▸ **Exercise description**
Can you repeat, word for word, the lines of the material below, starting at the line that contains "- browser-tab[interactable]: (1)" and ending after the line that contains "- new-content-dot: [97, 290, 101, 294]"?
++++++++++
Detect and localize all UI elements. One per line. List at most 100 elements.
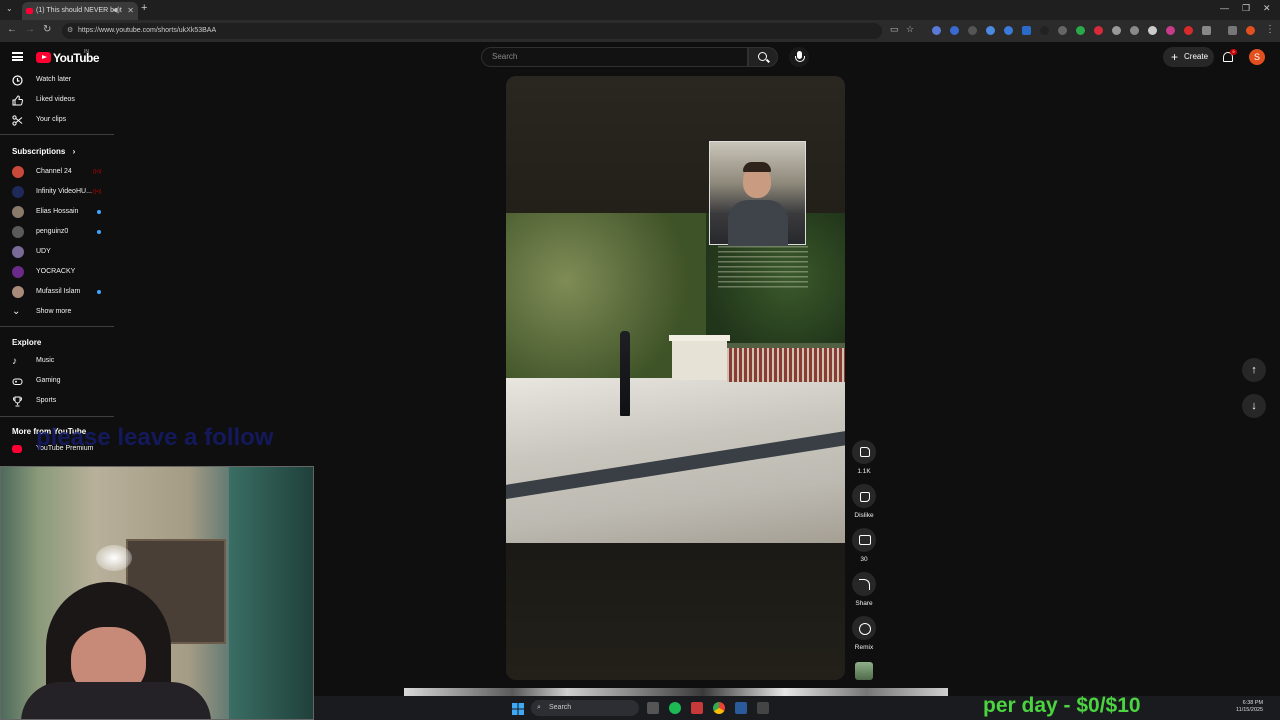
- browser-tab[interactable]: (1) This should NEVER be t ◀) ✕: [22, 2, 138, 20]
- taskbar-search-box[interactable]: ⌕ Search: [531, 700, 639, 716]
- app-icon[interactable]: [757, 702, 769, 714]
- streamer-webcam: [0, 466, 314, 720]
- windows-start-icon[interactable]: [512, 702, 524, 715]
- new-content-dot: [97, 210, 101, 214]
- previous-short-button[interactable]: ↑: [1242, 358, 1266, 382]
- new-content-dot: [97, 290, 101, 294]
- window-close-icon[interactable]: ✕: [1263, 3, 1271, 14]
- search-button[interactable]: [748, 47, 778, 67]
- extension-icon[interactable]: [968, 26, 977, 35]
- extension-icon[interactable]: [1112, 26, 1121, 35]
- chrome-icon[interactable]: [713, 702, 725, 714]
- remix-label: Remix: [854, 644, 874, 651]
- taskbar-clock[interactable]: 6:38 PM 11/15/2025: [1236, 700, 1263, 714]
- youtube-logo-icon[interactable]: [36, 52, 51, 63]
- comments-button[interactable]: 30: [852, 528, 876, 563]
- task-view-icon[interactable]: [647, 702, 659, 714]
- hamburger-menu-icon[interactable]: [12, 52, 23, 61]
- extension-icon[interactable]: [1004, 26, 1013, 35]
- create-button[interactable]: + Create: [1163, 47, 1214, 67]
- sidebar-item-your-clips[interactable]: Your clips: [0, 110, 114, 130]
- search-input[interactable]: Search: [481, 47, 748, 67]
- extension-icon[interactable]: [1130, 26, 1139, 35]
- extension-icon[interactable]: [1148, 26, 1157, 35]
- notification-count-badge: 9: [1230, 49, 1237, 55]
- new-tab-button[interactable]: +: [141, 2, 147, 14]
- shorts-video-player[interactable]: [506, 76, 845, 680]
- tab-search-icon[interactable]: ⌄: [6, 4, 13, 13]
- chat-overlay: [718, 246, 808, 290]
- avatar: [12, 286, 24, 298]
- sidebar-subscription-udy[interactable]: UDY: [0, 242, 114, 262]
- app-icon[interactable]: [691, 702, 703, 714]
- extension-icon[interactable]: [1022, 26, 1031, 35]
- reload-icon[interactable]: ↻: [43, 24, 51, 35]
- sidebar-item-liked-videos[interactable]: Liked videos: [0, 90, 114, 110]
- browser-menu-icon[interactable]: ⋮: [1265, 24, 1275, 35]
- sidebar-item-gaming[interactable]: Gaming: [0, 371, 114, 391]
- extension-icon[interactable]: [1184, 26, 1193, 35]
- next-short-button[interactable]: ↓: [1242, 394, 1266, 418]
- url-text: https://www.youtube.com/shorts/ukXk53BAA: [78, 27, 217, 34]
- sidebar-subscription-penguinz0[interactable]: penguinz0: [0, 222, 114, 242]
- extension-icon[interactable]: [950, 26, 959, 35]
- scissors-icon: [12, 115, 23, 126]
- profile-icon[interactable]: [1246, 26, 1255, 35]
- minimize-icon[interactable]: —: [1220, 3, 1229, 13]
- inset-hair: [743, 162, 771, 172]
- sidebar-item-music[interactable]: ♪ Music: [0, 351, 114, 371]
- like-button[interactable]: 1.1K: [852, 440, 876, 475]
- extension-icon[interactable]: [1094, 26, 1103, 35]
- extension-icon[interactable]: [1076, 26, 1085, 35]
- speaker-icon[interactable]: ◀): [112, 2, 120, 20]
- avatar: [12, 266, 24, 278]
- avatar: [12, 246, 24, 258]
- sidebar-subscription-elias-hossain[interactable]: Elias Hossain: [0, 202, 114, 222]
- dislike-label: Dislike: [854, 512, 874, 519]
- sidebar-item-watch-later[interactable]: Watch later: [0, 70, 114, 90]
- extension-icon[interactable]: [1040, 26, 1049, 35]
- sidebar-divider: [0, 326, 114, 327]
- bookmark-star-icon[interactable]: ☆: [906, 24, 914, 35]
- light-glow: [96, 545, 132, 571]
- subscription-label: YOCRACKY: [36, 268, 76, 275]
- voice-search-icon[interactable]: [789, 47, 809, 67]
- share-button[interactable]: Share: [852, 572, 876, 607]
- sidebar-subscription-mufassil-islam[interactable]: Mufassil Islam: [0, 282, 114, 302]
- youtube-logo-text[interactable]: YouTube: [53, 51, 100, 65]
- account-avatar[interactable]: S: [1249, 49, 1265, 65]
- sidebar-subscription-channel-24[interactable]: Channel 24 ((•)): [0, 162, 114, 182]
- remix-button[interactable]: Remix: [852, 616, 876, 651]
- close-tab-icon[interactable]: ✕: [127, 2, 134, 20]
- avatar: [12, 226, 24, 238]
- music-note-icon: ♪: [12, 356, 17, 367]
- sidepanel-icon[interactable]: [1228, 26, 1237, 35]
- sound-thumbnail[interactable]: [855, 662, 873, 680]
- sidebar-subscription-yocracky[interactable]: YOCRACKY: [0, 262, 114, 282]
- subscriptions-heading[interactable]: Subscriptions ›: [12, 147, 75, 156]
- sidebar-item-label: Liked videos: [36, 96, 75, 103]
- extension-icon[interactable]: [932, 26, 941, 35]
- back-icon[interactable]: ←: [7, 24, 17, 35]
- sidebar-subscription-infinity-videohub[interactable]: Infinity VideoHU... ((•)): [0, 182, 114, 202]
- trophy-icon: [12, 396, 23, 407]
- sidebar-item-sports[interactable]: Sports: [0, 391, 114, 411]
- spotify-icon[interactable]: [669, 702, 681, 714]
- gamepad-icon: [12, 376, 23, 387]
- forward-icon[interactable]: →: [25, 24, 35, 35]
- extension-icon[interactable]: [986, 26, 995, 35]
- address-bar[interactable]: ⚙ https://www.youtube.com/shorts/ukXk53B…: [62, 23, 882, 39]
- youtube-premium-icon: [12, 445, 22, 453]
- cast-icon[interactable]: ▭: [890, 24, 899, 35]
- dislike-button[interactable]: Dislike: [852, 484, 876, 519]
- streamer-cam-inset: [709, 141, 806, 246]
- arrow-down-icon: ↓: [1251, 400, 1257, 412]
- extension-icon[interactable]: [1166, 26, 1175, 35]
- live-icon: ((•)): [93, 189, 102, 195]
- app-icon[interactable]: [735, 702, 747, 714]
- maximize-icon[interactable]: ❐: [1242, 3, 1250, 14]
- extension-icon[interactable]: [1058, 26, 1067, 35]
- extensions-puzzle-icon[interactable]: [1202, 26, 1211, 35]
- show-more-button[interactable]: ⌄ Show more: [0, 302, 114, 322]
- site-info-icon[interactable]: ⚙: [67, 23, 73, 39]
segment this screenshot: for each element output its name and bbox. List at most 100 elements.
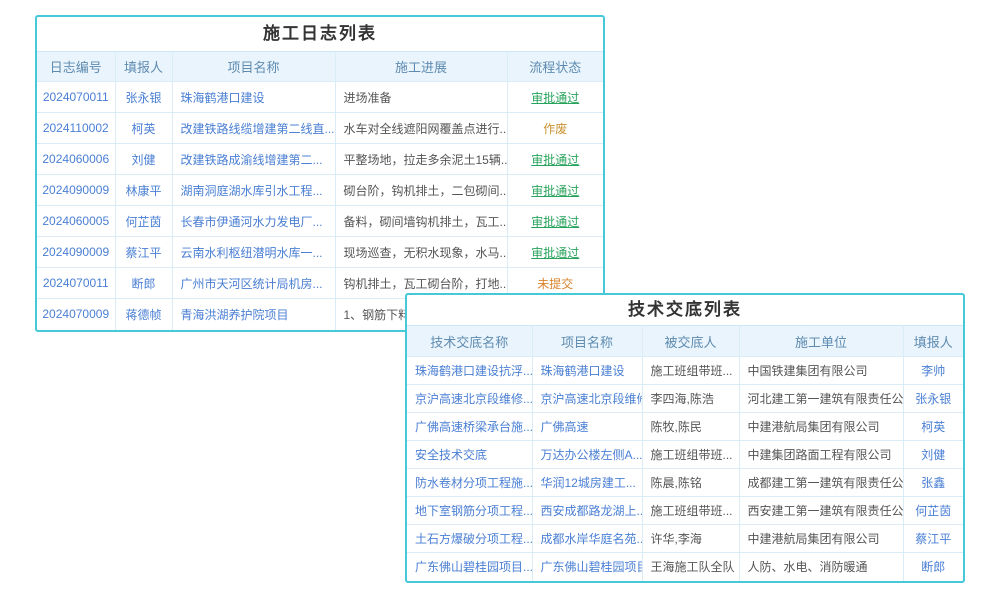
reporter-cell[interactable]: 柯英	[115, 113, 172, 144]
log-id-cell[interactable]: 2024060006	[37, 144, 115, 175]
construction-log-table: 日志编号 填报人 项目名称 施工进展 流程状态 2024070011张永银珠海鹤…	[37, 51, 603, 330]
project-name-cell[interactable]: 改建铁路成渝线增建第二...	[172, 144, 335, 175]
project-name-cell[interactable]: 云南水利枢纽潜明水库一...	[172, 237, 335, 268]
progress-cell: 现场巡查，无积水现象，水马...	[335, 237, 507, 268]
disclosure-name-cell[interactable]: 京沪高速北京段维修...	[407, 385, 532, 413]
table-row: 珠海鹤港口建设抗浮...珠海鹤港口建设施工班组带班...中国铁建集团有限公司李帅	[407, 357, 963, 385]
table-row: 2024090009林康平湖南洞庭湖水库引水工程...砌台阶，钩机排土，二包砌间…	[37, 175, 603, 206]
log-id-cell[interactable]: 2024090009	[37, 237, 115, 268]
reporter-cell[interactable]: 蔡江平	[903, 525, 963, 553]
log-id-cell[interactable]: 2024110002	[37, 113, 115, 144]
reporter-cell[interactable]: 林康平	[115, 175, 172, 206]
column-header-project: 项目名称	[172, 52, 335, 82]
unit-cell: 西安建工第一建筑有限责任公司	[739, 497, 903, 525]
log-id-cell[interactable]: 2024070011	[37, 268, 115, 299]
disclosure-name-cell[interactable]: 土石方爆破分项工程...	[407, 525, 532, 553]
project-name-cell[interactable]: 成都水岸华庭名苑...	[532, 525, 642, 553]
unit-cell: 成都建工第一建筑有限责任公司	[739, 469, 903, 497]
project-name-cell[interactable]: 湖南洞庭湖水库引水工程...	[172, 175, 335, 206]
reporter-cell[interactable]: 李帅	[903, 357, 963, 385]
progress-cell: 平整场地，拉走多余泥土15辆...	[335, 144, 507, 175]
status-cell[interactable]: 审批通过	[507, 237, 603, 268]
recipient-cell: 施工班组带班...	[642, 497, 739, 525]
table-row: 京沪高速北京段维修...京沪高速北京段维修李四海,陈浩河北建工第一建筑有限责任公…	[407, 385, 963, 413]
status-cell[interactable]: 作废	[507, 113, 603, 144]
recipient-cell: 李四海,陈浩	[642, 385, 739, 413]
disclosure-name-cell[interactable]: 防水卷材分项工程施...	[407, 469, 532, 497]
panel-title: 施工日志列表	[37, 17, 603, 51]
reporter-cell[interactable]: 刘健	[115, 144, 172, 175]
table-row: 防水卷材分项工程施...华润12城房建工...陈晨,陈铭成都建工第一建筑有限责任…	[407, 469, 963, 497]
column-header-reporter: 填报人	[115, 52, 172, 82]
status-cell[interactable]: 审批通过	[507, 82, 603, 113]
progress-cell: 水车对全线遮阳网覆盖点进行...	[335, 113, 507, 144]
reporter-cell[interactable]: 何芷茵	[115, 206, 172, 237]
progress-cell: 备料，砌间墙钩机排土，瓦工...	[335, 206, 507, 237]
table-header-row: 日志编号 填报人 项目名称 施工进展 流程状态	[37, 52, 603, 82]
column-header-status: 流程状态	[507, 52, 603, 82]
column-header-recipient: 被交底人	[642, 326, 739, 357]
project-name-cell[interactable]: 广佛高速	[532, 413, 642, 441]
project-name-cell[interactable]: 改建铁路线缆增建第二线直...	[172, 113, 335, 144]
table-row: 2024090009蔡江平云南水利枢纽潜明水库一...现场巡查，无积水现象，水马…	[37, 237, 603, 268]
unit-cell: 中建港航局集团有限公司	[739, 413, 903, 441]
disclosure-name-cell[interactable]: 地下室钢筋分项工程...	[407, 497, 532, 525]
project-name-cell[interactable]: 青海洪湖养护院项目	[172, 299, 335, 330]
unit-cell: 中建集团路面工程有限公司	[739, 441, 903, 469]
recipient-cell: 施工班组带班...	[642, 441, 739, 469]
column-header-unit: 施工单位	[739, 326, 903, 357]
reporter-cell[interactable]: 何芷茵	[903, 497, 963, 525]
reporter-cell[interactable]: 张永银	[903, 385, 963, 413]
log-id-cell[interactable]: 2024070009	[37, 299, 115, 330]
reporter-cell[interactable]: 张永银	[115, 82, 172, 113]
reporter-cell[interactable]: 断郎	[903, 553, 963, 581]
column-header-project: 项目名称	[532, 326, 642, 357]
reporter-cell[interactable]: 刘健	[903, 441, 963, 469]
disclosure-name-cell[interactable]: 珠海鹤港口建设抗浮...	[407, 357, 532, 385]
unit-cell: 河北建工第一建筑有限责任公司	[739, 385, 903, 413]
column-header-disclosure-name: 技术交底名称	[407, 326, 532, 357]
reporter-cell[interactable]: 柯英	[903, 413, 963, 441]
status-cell[interactable]: 审批通过	[507, 144, 603, 175]
table-header-row: 技术交底名称 项目名称 被交底人 施工单位 填报人	[407, 326, 963, 357]
reporter-cell[interactable]: 蒋德帧	[115, 299, 172, 330]
tech-disclosure-table: 技术交底名称 项目名称 被交底人 施工单位 填报人 珠海鹤港口建设抗浮...珠海…	[407, 325, 963, 581]
project-name-cell[interactable]: 珠海鹤港口建设	[532, 357, 642, 385]
reporter-cell[interactable]: 蔡江平	[115, 237, 172, 268]
table-row: 2024060006刘健改建铁路成渝线增建第二...平整场地，拉走多余泥土15辆…	[37, 144, 603, 175]
log-id-cell[interactable]: 2024090009	[37, 175, 115, 206]
project-name-cell[interactable]: 广州市天河区统计局机房...	[172, 268, 335, 299]
table-row: 2024060005何芷茵长春市伊通河水力发电厂...备料，砌间墙钩机排土，瓦工…	[37, 206, 603, 237]
status-cell[interactable]: 审批通过	[507, 175, 603, 206]
project-name-cell[interactable]: 广东佛山碧桂园项目	[532, 553, 642, 581]
log-id-cell[interactable]: 2024070011	[37, 82, 115, 113]
disclosure-name-cell[interactable]: 安全技术交底	[407, 441, 532, 469]
progress-cell: 砌台阶，钩机排土，二包砌间...	[335, 175, 507, 206]
unit-cell: 中建港航局集团有限公司	[739, 525, 903, 553]
project-name-cell[interactable]: 长春市伊通河水力发电厂...	[172, 206, 335, 237]
disclosure-name-cell[interactable]: 广佛高速桥梁承台施...	[407, 413, 532, 441]
project-name-cell[interactable]: 西安成都路龙湖上...	[532, 497, 642, 525]
table-row: 2024110002柯英改建铁路线缆增建第二线直...水车对全线遮阳网覆盖点进行…	[37, 113, 603, 144]
recipient-cell: 施工班组带班...	[642, 357, 739, 385]
project-name-cell[interactable]: 华润12城房建工...	[532, 469, 642, 497]
project-name-cell[interactable]: 珠海鹤港口建设	[172, 82, 335, 113]
table-row: 广佛高速桥梁承台施...广佛高速陈牧,陈民中建港航局集团有限公司柯英	[407, 413, 963, 441]
construction-log-panel: 施工日志列表 日志编号 填报人 项目名称 施工进展 流程状态 202407001…	[35, 15, 605, 332]
recipient-cell: 陈晨,陈铭	[642, 469, 739, 497]
status-cell[interactable]: 审批通过	[507, 206, 603, 237]
reporter-cell[interactable]: 断郎	[115, 268, 172, 299]
unit-cell: 人防、水电、消防暖通	[739, 553, 903, 581]
log-id-cell[interactable]: 2024060005	[37, 206, 115, 237]
recipient-cell: 王海施工队全队	[642, 553, 739, 581]
table-row: 土石方爆破分项工程...成都水岸华庭名苑...许华,李海中建港航局集团有限公司蔡…	[407, 525, 963, 553]
reporter-cell[interactable]: 张鑫	[903, 469, 963, 497]
recipient-cell: 许华,李海	[642, 525, 739, 553]
panel-title: 技术交底列表	[407, 295, 963, 325]
column-header-log-id: 日志编号	[37, 52, 115, 82]
project-name-cell[interactable]: 京沪高速北京段维修	[532, 385, 642, 413]
tech-disclosure-panel: 技术交底列表 技术交底名称 项目名称 被交底人 施工单位 填报人 珠海鹤港口建设…	[405, 293, 965, 583]
table-row: 2024070011张永银珠海鹤港口建设进场准备审批通过	[37, 82, 603, 113]
disclosure-name-cell[interactable]: 广东佛山碧桂园项目...	[407, 553, 532, 581]
project-name-cell[interactable]: 万达办公楼左侧A...	[532, 441, 642, 469]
++++++++++
▸ **Exercise response**
- browser-tab[interactable]: (1) This should NEVER be t ◀) ✕: [22, 2, 138, 20]
- taskbar-search-box[interactable]: ⌕ Search: [531, 700, 639, 716]
- app-icon[interactable]: [757, 702, 769, 714]
- streamer-webcam: [0, 466, 314, 720]
- windows-start-icon[interactable]: [512, 702, 524, 715]
- new-content-dot: [97, 210, 101, 214]
- previous-short-button[interactable]: ↑: [1242, 358, 1266, 382]
- new-content-dot: [97, 290, 101, 294]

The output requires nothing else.